*Short problem*:
Write out the lines below word for word, but leave out the pictures.

--- start ---

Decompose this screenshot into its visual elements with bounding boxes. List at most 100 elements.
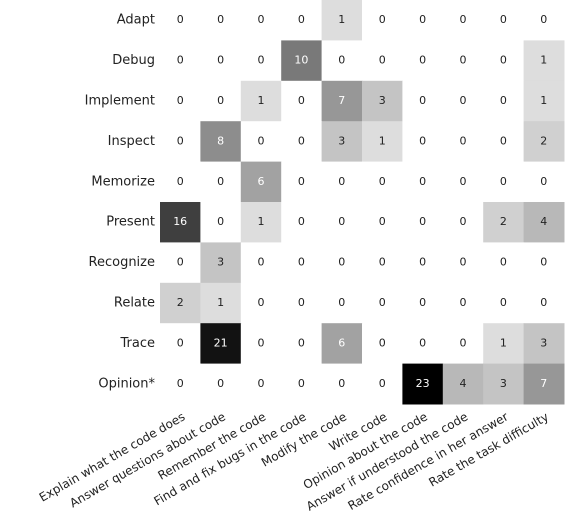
heatmap-cell: [362, 121, 403, 163]
heatmap-cell: [362, 161, 403, 203]
cell-value-label: 0: [177, 134, 184, 147]
heatmap-cell: [160, 242, 201, 284]
cell-value-label: 0: [460, 215, 467, 228]
heatmap-cell: [321, 0, 363, 41]
cell-value-label: 0: [177, 175, 184, 188]
heatmap-cell: [321, 363, 363, 405]
heatmap-cell: [321, 242, 363, 284]
cell-value-label: 2: [540, 134, 547, 147]
cell-value-label: 0: [500, 296, 507, 309]
heatmap-cell: [442, 0, 484, 41]
cell-value-label: 0: [298, 336, 305, 349]
cell-value-label: 1: [540, 94, 547, 107]
cell-value-label: 0: [258, 296, 265, 309]
cell-value-label: 0: [379, 296, 386, 309]
heatmap-cell: [240, 121, 282, 163]
cell-value-label: 0: [177, 94, 184, 107]
cell-value-label: 0: [258, 134, 265, 147]
heatmap-cell: [442, 161, 484, 203]
heatmap-cell: [321, 40, 363, 82]
heatmap-cell: [442, 363, 484, 405]
cell-value-label: 0: [460, 54, 467, 67]
cell-value-label: 6: [258, 175, 265, 188]
heatmap-cell: [200, 282, 242, 324]
heatmap-cell: [281, 0, 323, 41]
cell-value-label: 0: [419, 134, 426, 147]
heatmap-cell: [160, 40, 201, 82]
cell-value-label: 3: [379, 94, 386, 107]
cell-value-label: 0: [338, 256, 345, 269]
heatmap-cell: [402, 0, 444, 41]
cell-value-label: 0: [379, 13, 386, 26]
row-label: Present: [106, 215, 155, 230]
cell-value-label: 0: [217, 13, 224, 26]
heatmap-cell: [160, 0, 201, 41]
cell-value-label: 0: [217, 377, 224, 390]
heatmap-cell: [402, 40, 444, 82]
cell-value-label: 0: [419, 13, 426, 26]
cell-value-label: 1: [217, 296, 224, 309]
heatmap-cell: [442, 282, 484, 324]
cell-value-label: 23: [416, 377, 430, 390]
heatmap-cell: [442, 202, 484, 243]
cell-value-label: 0: [379, 54, 386, 67]
heatmap-cell: [483, 282, 525, 324]
heatmap-cell: [321, 282, 363, 324]
cell-value-label: 0: [298, 215, 305, 228]
heatmap-cell: [442, 121, 484, 163]
cell-value-label: 0: [298, 175, 305, 188]
heatmap-cell: [483, 121, 525, 163]
cell-value-label: 0: [419, 215, 426, 228]
cell-value-label: 0: [460, 13, 467, 26]
row-label: Debug: [112, 53, 155, 68]
cell-value-label: 3: [217, 256, 224, 269]
heatmap-cell: [160, 323, 201, 365]
cell-value-label: 0: [540, 256, 547, 269]
cell-value-label: 3: [338, 134, 345, 147]
heatmap-cell: [200, 40, 242, 82]
heatmap-cell: [321, 161, 363, 203]
cell-value-label: 0: [460, 336, 467, 349]
cell-value-label: 0: [500, 175, 507, 188]
cell-value-label: 7: [540, 377, 547, 390]
heatmap-cell: [281, 121, 323, 163]
cell-value-label: 0: [540, 175, 547, 188]
heatmap-cell: [160, 202, 201, 243]
heatmap-cell: [483, 202, 525, 243]
heatmap-cell: [402, 202, 444, 243]
cell-value-label: 0: [500, 134, 507, 147]
heatmap-cell: [281, 40, 323, 82]
cell-value-label: 1: [258, 94, 265, 107]
cell-value-label: 0: [217, 54, 224, 67]
heatmap-cell: [200, 80, 242, 122]
cell-value-label: 0: [258, 256, 265, 269]
heatmap-cell: [483, 80, 525, 122]
cell-value-label: 0: [500, 13, 507, 26]
heatmap-cell: [281, 242, 323, 284]
heatmap-cell: [402, 242, 444, 284]
heatmap-cell: [281, 80, 323, 122]
heatmap-cell: [523, 121, 565, 163]
cell-value-label: 0: [298, 94, 305, 107]
heatmap-cell: [362, 0, 403, 41]
cell-value-label: 0: [217, 215, 224, 228]
cell-value-label: 0: [177, 336, 184, 349]
cell-value-label: 0: [379, 256, 386, 269]
heatmap-cell: [402, 121, 444, 163]
heatmap-cell: [240, 0, 282, 41]
cell-value-label: 0: [540, 13, 547, 26]
heatmap-cell: [321, 323, 363, 365]
cell-value-label: 21: [214, 336, 228, 349]
heatmap-cell: [160, 282, 201, 324]
heatmap-cell: [483, 0, 525, 41]
heatmap-cell: [240, 202, 282, 243]
heatmap-cell: [160, 161, 201, 203]
cell-value-label: 0: [177, 256, 184, 269]
heatmap-cell: [483, 242, 525, 284]
heatmap-cell: [200, 323, 242, 365]
heatmap-cell: [321, 80, 363, 122]
cell-value-label: 0: [500, 94, 507, 107]
cell-value-label: 16: [173, 215, 187, 228]
heatmap-cell: [240, 242, 282, 284]
cell-value-label: 0: [419, 54, 426, 67]
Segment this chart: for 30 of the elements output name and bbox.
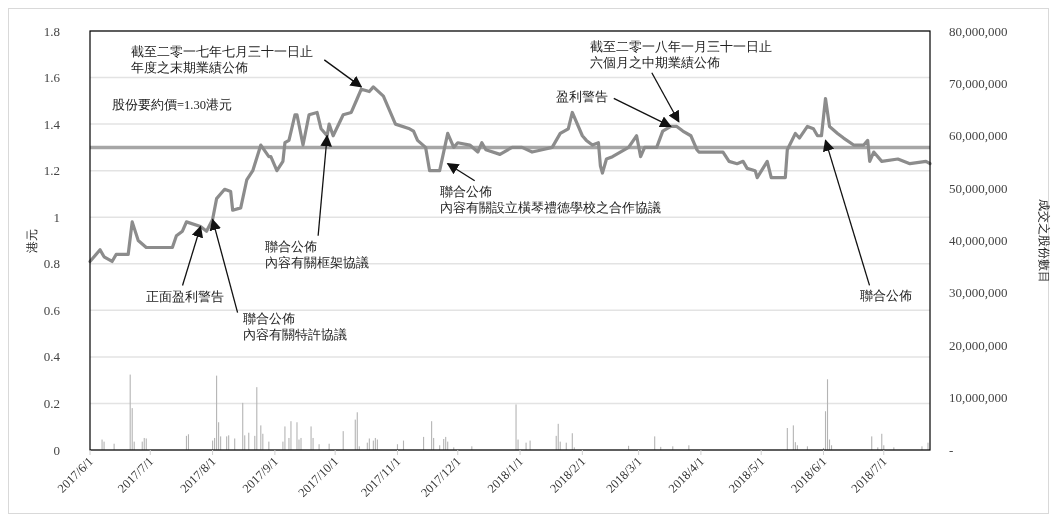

--- end ---

*Complete output*:
Decompose this screenshot into its visual elements with bounding boxes. List at most 100 elements.
heatmap-cell: [362, 121, 403, 163]
heatmap-cell: [362, 161, 403, 203]
cell-value-label: 0: [177, 134, 184, 147]
heatmap-cell: [160, 242, 201, 284]
cell-value-label: 0: [460, 215, 467, 228]
heatmap-cell: [321, 0, 363, 41]
cell-value-label: 0: [177, 175, 184, 188]
heatmap-cell: [321, 363, 363, 405]
heatmap-cell: [321, 242, 363, 284]
cell-value-label: 2: [540, 134, 547, 147]
cell-value-label: 0: [500, 296, 507, 309]
heatmap-cell: [442, 0, 484, 41]
cell-value-label: 0: [298, 336, 305, 349]
cell-value-label: 1: [540, 94, 547, 107]
cell-value-label: 0: [258, 296, 265, 309]
cell-value-label: 0: [379, 296, 386, 309]
heatmap-cell: [240, 121, 282, 163]
cell-value-label: 0: [177, 94, 184, 107]
cell-value-label: 0: [258, 134, 265, 147]
heatmap-cell: [442, 161, 484, 203]
heatmap-cell: [321, 40, 363, 82]
heatmap-cell: [442, 363, 484, 405]
cell-value-label: 0: [460, 54, 467, 67]
cell-value-label: 6: [258, 175, 265, 188]
heatmap-cell: [200, 282, 242, 324]
heatmap-cell: [281, 0, 323, 41]
cell-value-label: 0: [419, 134, 426, 147]
heatmap-cell: [160, 40, 201, 82]
cell-value-label: 3: [379, 94, 386, 107]
cell-value-label: 0: [338, 256, 345, 269]
heatmap-cell: [402, 0, 444, 41]
cell-value-label: 0: [379, 13, 386, 26]
row-label: Present: [106, 215, 155, 230]
cell-value-label: 0: [217, 13, 224, 26]
heatmap-cell: [160, 0, 201, 41]
cell-value-label: 0: [217, 377, 224, 390]
heatmap-cell: [402, 40, 444, 82]
cell-value-label: 0: [419, 13, 426, 26]
cell-value-label: 1: [217, 296, 224, 309]
heatmap-cell: [442, 282, 484, 324]
cell-value-label: 23: [416, 377, 430, 390]
heatmap-cell: [442, 202, 484, 243]
cell-value-label: 0: [379, 54, 386, 67]
heatmap-cell: [483, 282, 525, 324]
heatmap-cell: [321, 282, 363, 324]
cell-value-label: 0: [298, 215, 305, 228]
heatmap-cell: [442, 121, 484, 163]
cell-value-label: 0: [298, 175, 305, 188]
heatmap-cell: [483, 121, 525, 163]
cell-value-label: 0: [419, 215, 426, 228]
cell-value-label: 0: [460, 13, 467, 26]
row-label: Debug: [112, 53, 155, 68]
cell-value-label: 3: [217, 256, 224, 269]
heatmap-cell: [160, 323, 201, 365]
cell-value-label: 0: [540, 256, 547, 269]
cell-value-label: 3: [338, 134, 345, 147]
heatmap-cell: [200, 40, 242, 82]
heatmap-cell: [321, 161, 363, 203]
cell-value-label: 0: [460, 336, 467, 349]
cell-value-label: 0: [500, 175, 507, 188]
cell-value-label: 7: [540, 377, 547, 390]
heatmap-cell: [281, 121, 323, 163]
cell-value-label: 0: [540, 175, 547, 188]
heatmap-cell: [160, 202, 201, 243]
heatmap-cell: [483, 202, 525, 243]
heatmap-cell: [402, 202, 444, 243]
cell-value-label: 0: [500, 134, 507, 147]
heatmap-cell: [281, 40, 323, 82]
cell-value-label: 1: [258, 94, 265, 107]
cell-value-label: 0: [217, 54, 224, 67]
heatmap-cell: [200, 80, 242, 122]
cell-value-label: 0: [258, 256, 265, 269]
heatmap-cell: [483, 80, 525, 122]
cell-value-label: 0: [500, 13, 507, 26]
heatmap-cell: [281, 242, 323, 284]
heatmap-cell: [402, 242, 444, 284]
heatmap-cell: [281, 80, 323, 122]
heatmap-cell: [523, 121, 565, 163]
cell-value-label: 0: [298, 94, 305, 107]
heatmap-cell: [362, 0, 403, 41]
cell-value-label: 0: [217, 215, 224, 228]
cell-value-label: 0: [177, 336, 184, 349]
cell-value-label: 0: [379, 256, 386, 269]
heatmap-cell: [402, 121, 444, 163]
heatmap-cell: [240, 0, 282, 41]
cell-value-label: 0: [540, 13, 547, 26]
heatmap-cell: [321, 323, 363, 365]
cell-value-label: 21: [214, 336, 228, 349]
heatmap-cell: [160, 282, 201, 324]
heatmap-cell: [483, 0, 525, 41]
heatmap-cell: [240, 202, 282, 243]
heatmap-cell: [160, 161, 201, 203]
cell-value-label: 0: [177, 256, 184, 269]
heatmap-cell: [483, 242, 525, 284]
heatmap-cell: [200, 323, 242, 365]
heatmap-cell: [321, 80, 363, 122]
cell-value-label: 0: [500, 94, 507, 107]
cell-value-label: 16: [173, 215, 187, 228]
heatmap-cell: [240, 242, 282, 284]
cell-value-label: 0: [419, 54, 426, 67]
Segment this chart: for 30 of the elements output name and bbox.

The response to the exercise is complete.